**Set exercise:**
Output all the entries word for word. Omit the pictures.

**Dataset records:**
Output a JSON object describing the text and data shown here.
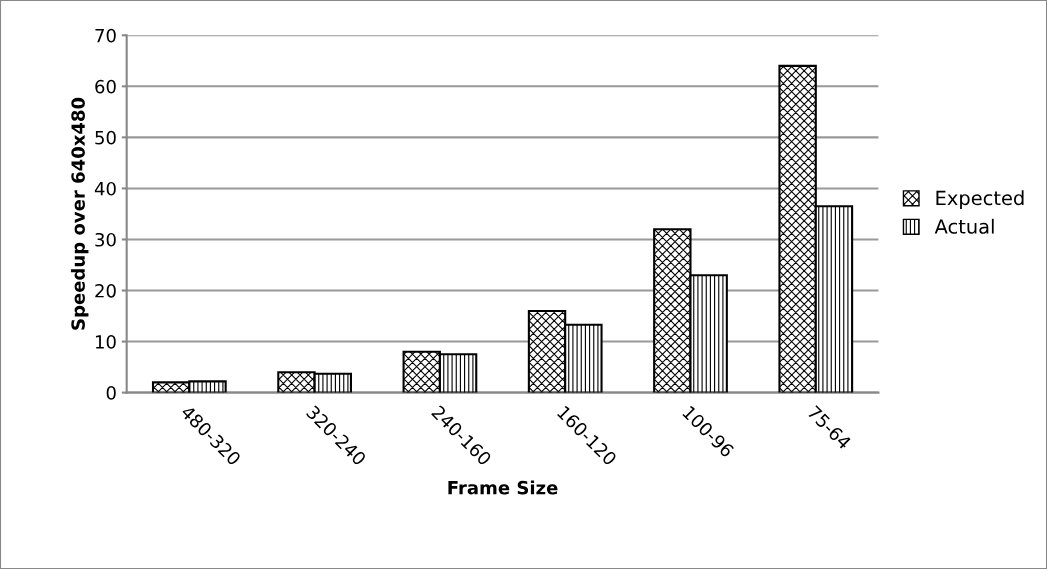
{
  "chart_data": {
    "type": "bar",
    "xlabel": "Frame Size",
    "ylabel": "Speedup over 640x480",
    "categories": [
      "480-320",
      "320-240",
      "240-160",
      "160-120",
      "100-96",
      "75-64"
    ],
    "series": [
      {
        "name": "Expected",
        "color": "#000000",
        "values": [
          2,
          4,
          8,
          16,
          32,
          64
        ]
      },
      {
        "name": "Actual",
        "color": "#000000",
        "values": [
          2.2,
          3.7,
          7.5,
          13.3,
          23,
          36.5
        ]
      }
    ],
    "ylim": [
      0,
      70
    ],
    "yticks": [
      0,
      10,
      20,
      30,
      40,
      50,
      60,
      70
    ],
    "grid": "y",
    "legend": "right"
  }
}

**Answer to this task:**
Output a JSON object describing the text and data shown here.
{
  "chart_data": {
    "type": "bar",
    "xlabel": "Frame Size",
    "ylabel": "Speedup over 640x480",
    "categories": [
      "480-320",
      "320-240",
      "240-160",
      "160-120",
      "100-96",
      "75-64"
    ],
    "series": [
      {
        "name": "Expected",
        "color": "#000000",
        "values": [
          2,
          4,
          8,
          16,
          32,
          64
        ]
      },
      {
        "name": "Actual",
        "color": "#000000",
        "values": [
          2.2,
          3.7,
          7.5,
          13.3,
          23,
          36.5
        ]
      }
    ],
    "ylim": [
      0,
      70
    ],
    "yticks": [
      0,
      10,
      20,
      30,
      40,
      50,
      60,
      70
    ],
    "grid": "y",
    "legend": "right"
  }
}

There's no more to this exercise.